▸ **What you have to do**: Your task is to extract every line from the material below exactly.

▸ **Material shown**:
+---+

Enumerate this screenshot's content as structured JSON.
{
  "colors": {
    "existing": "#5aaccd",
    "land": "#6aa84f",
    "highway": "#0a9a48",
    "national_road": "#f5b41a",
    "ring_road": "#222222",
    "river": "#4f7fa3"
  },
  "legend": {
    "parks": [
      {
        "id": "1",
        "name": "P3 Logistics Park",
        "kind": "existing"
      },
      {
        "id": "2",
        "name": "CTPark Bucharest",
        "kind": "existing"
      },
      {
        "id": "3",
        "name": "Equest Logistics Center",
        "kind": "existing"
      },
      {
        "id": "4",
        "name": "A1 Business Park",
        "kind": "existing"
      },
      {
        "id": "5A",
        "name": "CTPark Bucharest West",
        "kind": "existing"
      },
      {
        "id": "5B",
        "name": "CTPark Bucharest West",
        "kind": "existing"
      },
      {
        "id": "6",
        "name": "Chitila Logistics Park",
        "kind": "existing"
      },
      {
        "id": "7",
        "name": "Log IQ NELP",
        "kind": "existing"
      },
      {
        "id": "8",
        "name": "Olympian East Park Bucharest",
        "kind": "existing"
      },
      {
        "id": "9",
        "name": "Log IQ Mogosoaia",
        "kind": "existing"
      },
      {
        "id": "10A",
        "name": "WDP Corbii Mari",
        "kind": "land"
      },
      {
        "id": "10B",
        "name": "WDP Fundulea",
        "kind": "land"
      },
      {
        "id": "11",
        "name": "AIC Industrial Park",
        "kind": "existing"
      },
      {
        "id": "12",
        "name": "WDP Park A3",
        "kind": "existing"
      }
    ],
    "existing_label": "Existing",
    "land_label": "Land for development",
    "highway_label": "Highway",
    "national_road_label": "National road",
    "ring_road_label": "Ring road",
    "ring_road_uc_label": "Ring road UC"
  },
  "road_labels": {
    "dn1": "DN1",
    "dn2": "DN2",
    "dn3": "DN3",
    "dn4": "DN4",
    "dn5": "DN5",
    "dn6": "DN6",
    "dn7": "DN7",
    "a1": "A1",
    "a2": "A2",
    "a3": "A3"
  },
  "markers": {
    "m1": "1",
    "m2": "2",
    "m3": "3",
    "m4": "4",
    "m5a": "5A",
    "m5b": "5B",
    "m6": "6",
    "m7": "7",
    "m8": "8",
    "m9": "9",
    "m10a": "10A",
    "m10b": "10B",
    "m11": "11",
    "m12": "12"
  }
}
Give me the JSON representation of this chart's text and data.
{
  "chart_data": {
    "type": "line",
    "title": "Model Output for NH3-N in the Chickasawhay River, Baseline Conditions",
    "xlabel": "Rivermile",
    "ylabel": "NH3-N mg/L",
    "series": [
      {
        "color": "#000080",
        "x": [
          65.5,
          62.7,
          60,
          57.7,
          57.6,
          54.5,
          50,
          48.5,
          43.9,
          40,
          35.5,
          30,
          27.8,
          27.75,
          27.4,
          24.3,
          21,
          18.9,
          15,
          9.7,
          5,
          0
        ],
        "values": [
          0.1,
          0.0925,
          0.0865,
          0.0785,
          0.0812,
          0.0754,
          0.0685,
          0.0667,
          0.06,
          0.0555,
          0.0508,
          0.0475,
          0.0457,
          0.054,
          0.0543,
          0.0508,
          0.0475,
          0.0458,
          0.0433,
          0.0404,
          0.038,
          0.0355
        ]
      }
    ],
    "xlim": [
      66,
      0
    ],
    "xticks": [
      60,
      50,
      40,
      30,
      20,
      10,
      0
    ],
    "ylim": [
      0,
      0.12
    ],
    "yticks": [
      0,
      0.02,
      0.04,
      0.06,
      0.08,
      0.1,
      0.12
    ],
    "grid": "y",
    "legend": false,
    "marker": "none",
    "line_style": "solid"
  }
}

+---+

▸ **Answer to this exercise**:
Enumerate this screenshot's content as structured JSON.
{
  "colors": {
    "existing": "#5aaccd",
    "land": "#6aa84f",
    "highway": "#0a9a48",
    "national_road": "#f5b41a",
    "ring_road": "#222222",
    "river": "#4f7fa3"
  },
  "legend": {
    "parks": [
      {
        "id": "1",
        "name": "P3 Logistics Park",
        "kind": "existing"
      },
      {
        "id": "2",
        "name": "CTPark Bucharest",
        "kind": "existing"
      },
      {
        "id": "3",
        "name": "Equest Logistics Center",
        "kind": "existing"
      },
      {
        "id": "4",
        "name": "A1 Business Park",
        "kind": "existing"
      },
      {
        "id": "5A",
        "name": "CTPark Bucharest West",
        "kind": "existing"
      },
      {
        "id": "5B",
        "name": "CTPark Bucharest West",
        "kind": "existing"
      },
      {
        "id": "6",
        "name": "Chitila Logistics Park",
        "kind": "existing"
      },
      {
        "id": "7",
        "name": "Log IQ NELP",
        "kind": "existing"
      },
      {
        "id": "8",
        "name": "Olympian East Park Bucharest",
        "kind": "existing"
      },
      {
        "id": "9",
        "name": "Log IQ Mogosoaia",
        "kind": "existing"
      },
      {
        "id": "10A",
        "name": "WDP Corbii Mari",
        "kind": "land"
      },
      {
        "id": "10B",
        "name": "WDP Fundulea",
        "kind": "land"
      },
      {
        "id": "11",
        "name": "AIC Industrial Park",
        "kind": "existing"
      },
      {
        "id": "12",
        "name": "WDP Park A3",
        "kind": "existing"
      }
    ],
    "existing_label": "Existing",
    "land_label": "Land for development",
    "highway_label": "Highway",
    "national_road_label": "National road",
    "ring_road_label": "Ring road",
    "ring_road_uc_label": "Ring road UC"
  },
  "road_labels": {
    "dn1": "DN1",
    "dn2": "DN2",
    "dn3": "DN3",
    "dn4": "DN4",
    "dn5": "DN5",
    "dn6": "DN6",
    "dn7": "DN7",
    "a1": "A1",
    "a2": "A2",
    "a3": "A3"
  },
  "markers": {
    "m1": "1",
    "m2": "2",
    "m3": "3",
    "m4": "4",
    "m5a": "5A",
    "m5b": "5B",
    "m6": "6",
    "m7": "7",
    "m8": "8",
    "m9": "9",
    "m10a": "10A",
    "m10b": "10B",
    "m11": "11",
    "m12": "12"
  }
}
Give me the JSON representation of this chart's text and data.
{
  "chart_data": {
    "type": "line",
    "title": "Model Output for NH3-N in the Chickasawhay River, Baseline Conditions",
    "xlabel": "Rivermile",
    "ylabel": "NH3-N mg/L",
    "series": [
      {
        "color": "#000080",
        "x": [
          65.5,
          62.7,
          60,
          57.7,
          57.6,
          54.5,
          50,
          48.5,
          43.9,
          40,
          35.5,
          30,
          27.8,
          27.75,
          27.4,
          24.3,
          21,
          18.9,
          15,
          9.7,
          5,
          0
        ],
        "values": [
          0.1,
          0.0925,
          0.0865,
          0.0785,
          0.0812,
          0.0754,
          0.0685,
          0.0667,
          0.06,
          0.0555,
          0.0508,
          0.0475,
          0.0457,
          0.054,
          0.0543,
          0.0508,
          0.0475,
          0.0458,
          0.0433,
          0.0404,
          0.038,
          0.0355
        ]
      }
    ],
    "xlim": [
      66,
      0
    ],
    "xticks": [
      60,
      50,
      40,
      30,
      20,
      10,
      0
    ],
    "ylim": [
      0,
      0.12
    ],
    "yticks": [
      0,
      0.02,
      0.04,
      0.06,
      0.08,
      0.1,
      0.12
    ],
    "grid": "y",
    "legend": false,
    "marker": "none",
    "line_style": "solid"
  }
}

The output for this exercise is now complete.